#### Task brief:
Look for the word "opacity" in the entries below, then copy every line that has it.

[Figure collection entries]
[BEGIN]

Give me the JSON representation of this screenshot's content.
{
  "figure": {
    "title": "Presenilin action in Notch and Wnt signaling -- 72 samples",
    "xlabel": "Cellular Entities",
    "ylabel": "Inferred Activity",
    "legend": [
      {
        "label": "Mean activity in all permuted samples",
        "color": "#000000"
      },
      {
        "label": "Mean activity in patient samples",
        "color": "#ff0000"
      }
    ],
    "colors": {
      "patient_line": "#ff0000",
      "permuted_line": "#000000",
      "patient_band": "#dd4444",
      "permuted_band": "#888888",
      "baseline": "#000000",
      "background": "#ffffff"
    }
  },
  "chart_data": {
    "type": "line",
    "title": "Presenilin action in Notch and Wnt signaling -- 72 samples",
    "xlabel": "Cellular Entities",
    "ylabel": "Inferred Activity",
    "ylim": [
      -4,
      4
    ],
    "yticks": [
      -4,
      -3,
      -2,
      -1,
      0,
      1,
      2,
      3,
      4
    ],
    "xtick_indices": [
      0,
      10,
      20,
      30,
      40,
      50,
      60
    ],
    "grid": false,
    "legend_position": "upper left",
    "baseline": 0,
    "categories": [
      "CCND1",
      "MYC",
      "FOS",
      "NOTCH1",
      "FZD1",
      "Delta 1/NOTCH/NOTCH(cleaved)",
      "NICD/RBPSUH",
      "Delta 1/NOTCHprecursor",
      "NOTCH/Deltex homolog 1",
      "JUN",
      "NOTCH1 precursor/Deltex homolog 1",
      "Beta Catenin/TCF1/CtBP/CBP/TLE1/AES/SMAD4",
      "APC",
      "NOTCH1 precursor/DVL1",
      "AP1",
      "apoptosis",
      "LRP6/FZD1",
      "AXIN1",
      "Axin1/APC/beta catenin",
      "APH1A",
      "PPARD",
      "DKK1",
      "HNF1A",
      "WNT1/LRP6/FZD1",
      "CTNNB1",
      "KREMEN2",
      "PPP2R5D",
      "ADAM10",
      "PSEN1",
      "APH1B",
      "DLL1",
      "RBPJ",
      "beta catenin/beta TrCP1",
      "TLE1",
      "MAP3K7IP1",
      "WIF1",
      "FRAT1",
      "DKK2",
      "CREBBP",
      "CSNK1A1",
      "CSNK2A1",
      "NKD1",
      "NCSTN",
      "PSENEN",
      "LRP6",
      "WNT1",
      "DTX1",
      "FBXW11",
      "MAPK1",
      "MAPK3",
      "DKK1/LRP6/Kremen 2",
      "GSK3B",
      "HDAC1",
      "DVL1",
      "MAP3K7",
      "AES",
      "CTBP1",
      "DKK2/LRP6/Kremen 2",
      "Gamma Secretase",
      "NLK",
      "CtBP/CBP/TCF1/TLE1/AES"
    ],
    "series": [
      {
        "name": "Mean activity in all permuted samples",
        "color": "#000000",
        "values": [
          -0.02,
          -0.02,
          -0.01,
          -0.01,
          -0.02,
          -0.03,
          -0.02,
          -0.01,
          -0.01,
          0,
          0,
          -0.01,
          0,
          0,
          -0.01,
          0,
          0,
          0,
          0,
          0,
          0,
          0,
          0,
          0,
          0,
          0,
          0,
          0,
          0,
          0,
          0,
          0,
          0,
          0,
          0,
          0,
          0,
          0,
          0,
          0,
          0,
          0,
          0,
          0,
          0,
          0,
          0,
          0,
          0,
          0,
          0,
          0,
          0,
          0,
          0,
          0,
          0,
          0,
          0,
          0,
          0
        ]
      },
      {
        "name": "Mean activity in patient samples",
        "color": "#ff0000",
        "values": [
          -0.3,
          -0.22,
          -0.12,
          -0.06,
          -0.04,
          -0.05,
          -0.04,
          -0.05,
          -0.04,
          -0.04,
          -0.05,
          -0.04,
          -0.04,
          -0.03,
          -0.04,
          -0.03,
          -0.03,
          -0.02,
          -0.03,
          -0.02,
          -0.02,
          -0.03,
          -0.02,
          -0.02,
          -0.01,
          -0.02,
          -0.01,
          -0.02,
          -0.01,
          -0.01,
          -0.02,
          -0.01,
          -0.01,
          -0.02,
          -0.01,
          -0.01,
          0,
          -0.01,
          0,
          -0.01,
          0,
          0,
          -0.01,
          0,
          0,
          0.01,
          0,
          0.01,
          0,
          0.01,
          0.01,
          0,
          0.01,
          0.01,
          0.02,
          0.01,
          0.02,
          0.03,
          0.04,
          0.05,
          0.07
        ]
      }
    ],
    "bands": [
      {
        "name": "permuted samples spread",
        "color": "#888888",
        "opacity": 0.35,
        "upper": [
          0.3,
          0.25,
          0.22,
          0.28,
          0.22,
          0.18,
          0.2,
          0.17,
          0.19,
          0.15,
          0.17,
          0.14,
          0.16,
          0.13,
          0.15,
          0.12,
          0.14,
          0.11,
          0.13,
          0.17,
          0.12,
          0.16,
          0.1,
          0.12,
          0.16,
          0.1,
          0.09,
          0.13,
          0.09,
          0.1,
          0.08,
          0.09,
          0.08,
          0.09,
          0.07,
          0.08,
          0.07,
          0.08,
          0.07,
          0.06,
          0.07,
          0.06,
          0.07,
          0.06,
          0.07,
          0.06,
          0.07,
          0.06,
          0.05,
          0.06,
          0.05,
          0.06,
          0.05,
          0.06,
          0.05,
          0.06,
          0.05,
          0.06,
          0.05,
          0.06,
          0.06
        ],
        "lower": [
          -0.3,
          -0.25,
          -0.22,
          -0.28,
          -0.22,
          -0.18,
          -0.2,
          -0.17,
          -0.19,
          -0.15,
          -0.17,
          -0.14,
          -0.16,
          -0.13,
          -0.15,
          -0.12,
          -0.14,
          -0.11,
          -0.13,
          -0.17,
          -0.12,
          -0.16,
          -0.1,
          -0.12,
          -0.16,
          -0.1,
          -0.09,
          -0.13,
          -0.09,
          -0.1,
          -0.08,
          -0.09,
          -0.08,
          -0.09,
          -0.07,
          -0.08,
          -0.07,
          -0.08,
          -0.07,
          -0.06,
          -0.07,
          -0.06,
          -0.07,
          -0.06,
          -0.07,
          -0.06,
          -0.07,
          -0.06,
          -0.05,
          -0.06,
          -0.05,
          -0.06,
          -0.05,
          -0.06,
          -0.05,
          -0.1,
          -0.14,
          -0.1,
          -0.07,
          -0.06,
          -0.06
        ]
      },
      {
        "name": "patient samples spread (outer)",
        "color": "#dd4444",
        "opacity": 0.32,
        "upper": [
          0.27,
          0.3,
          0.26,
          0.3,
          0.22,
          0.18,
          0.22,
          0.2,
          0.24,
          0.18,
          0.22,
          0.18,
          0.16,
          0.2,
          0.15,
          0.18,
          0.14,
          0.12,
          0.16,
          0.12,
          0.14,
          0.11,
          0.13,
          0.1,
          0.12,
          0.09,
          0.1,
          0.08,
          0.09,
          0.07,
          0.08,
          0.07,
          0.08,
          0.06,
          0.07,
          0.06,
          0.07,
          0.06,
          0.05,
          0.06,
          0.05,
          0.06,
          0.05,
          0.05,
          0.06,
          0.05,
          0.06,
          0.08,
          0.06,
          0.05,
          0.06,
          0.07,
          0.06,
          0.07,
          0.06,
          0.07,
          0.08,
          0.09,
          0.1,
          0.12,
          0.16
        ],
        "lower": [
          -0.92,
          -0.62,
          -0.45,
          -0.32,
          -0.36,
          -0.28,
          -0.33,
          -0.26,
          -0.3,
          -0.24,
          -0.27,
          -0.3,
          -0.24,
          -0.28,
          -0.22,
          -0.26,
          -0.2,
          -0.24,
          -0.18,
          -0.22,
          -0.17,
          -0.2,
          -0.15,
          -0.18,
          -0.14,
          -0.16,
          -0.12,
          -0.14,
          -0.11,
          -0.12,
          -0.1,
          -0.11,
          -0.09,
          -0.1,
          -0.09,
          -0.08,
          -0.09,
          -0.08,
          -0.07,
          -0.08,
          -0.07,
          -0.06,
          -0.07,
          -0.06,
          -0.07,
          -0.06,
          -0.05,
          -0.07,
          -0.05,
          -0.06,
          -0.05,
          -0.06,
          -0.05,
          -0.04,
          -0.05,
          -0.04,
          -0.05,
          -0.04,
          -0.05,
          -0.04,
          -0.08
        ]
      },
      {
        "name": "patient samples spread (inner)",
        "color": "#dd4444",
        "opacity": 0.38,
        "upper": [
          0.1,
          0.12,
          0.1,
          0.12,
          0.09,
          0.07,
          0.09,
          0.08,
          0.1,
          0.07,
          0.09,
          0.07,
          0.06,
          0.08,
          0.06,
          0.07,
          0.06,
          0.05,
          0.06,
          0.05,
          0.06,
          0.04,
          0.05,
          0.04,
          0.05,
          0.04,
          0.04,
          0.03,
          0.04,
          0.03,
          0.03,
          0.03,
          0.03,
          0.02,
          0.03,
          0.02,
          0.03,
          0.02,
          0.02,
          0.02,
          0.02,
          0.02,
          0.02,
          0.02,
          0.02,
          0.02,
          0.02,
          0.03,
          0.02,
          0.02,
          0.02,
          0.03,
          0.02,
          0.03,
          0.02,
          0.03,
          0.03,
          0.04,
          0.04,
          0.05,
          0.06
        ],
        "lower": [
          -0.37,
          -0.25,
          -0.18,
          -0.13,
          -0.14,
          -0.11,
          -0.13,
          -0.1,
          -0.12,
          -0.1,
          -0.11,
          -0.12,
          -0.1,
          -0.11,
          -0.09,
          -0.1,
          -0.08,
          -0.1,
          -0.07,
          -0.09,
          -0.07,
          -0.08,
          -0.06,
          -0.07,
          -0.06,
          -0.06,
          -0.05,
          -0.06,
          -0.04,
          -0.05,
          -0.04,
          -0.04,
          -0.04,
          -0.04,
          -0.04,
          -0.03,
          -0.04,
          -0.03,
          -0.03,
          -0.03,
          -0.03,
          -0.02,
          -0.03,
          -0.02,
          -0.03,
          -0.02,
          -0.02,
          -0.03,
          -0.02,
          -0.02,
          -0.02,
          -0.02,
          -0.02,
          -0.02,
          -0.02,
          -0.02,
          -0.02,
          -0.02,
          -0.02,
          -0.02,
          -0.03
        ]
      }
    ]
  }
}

[END]

#### In response:
        "opacity": 0.35,
        "opacity": 0.32,
        "opacity": 0.38,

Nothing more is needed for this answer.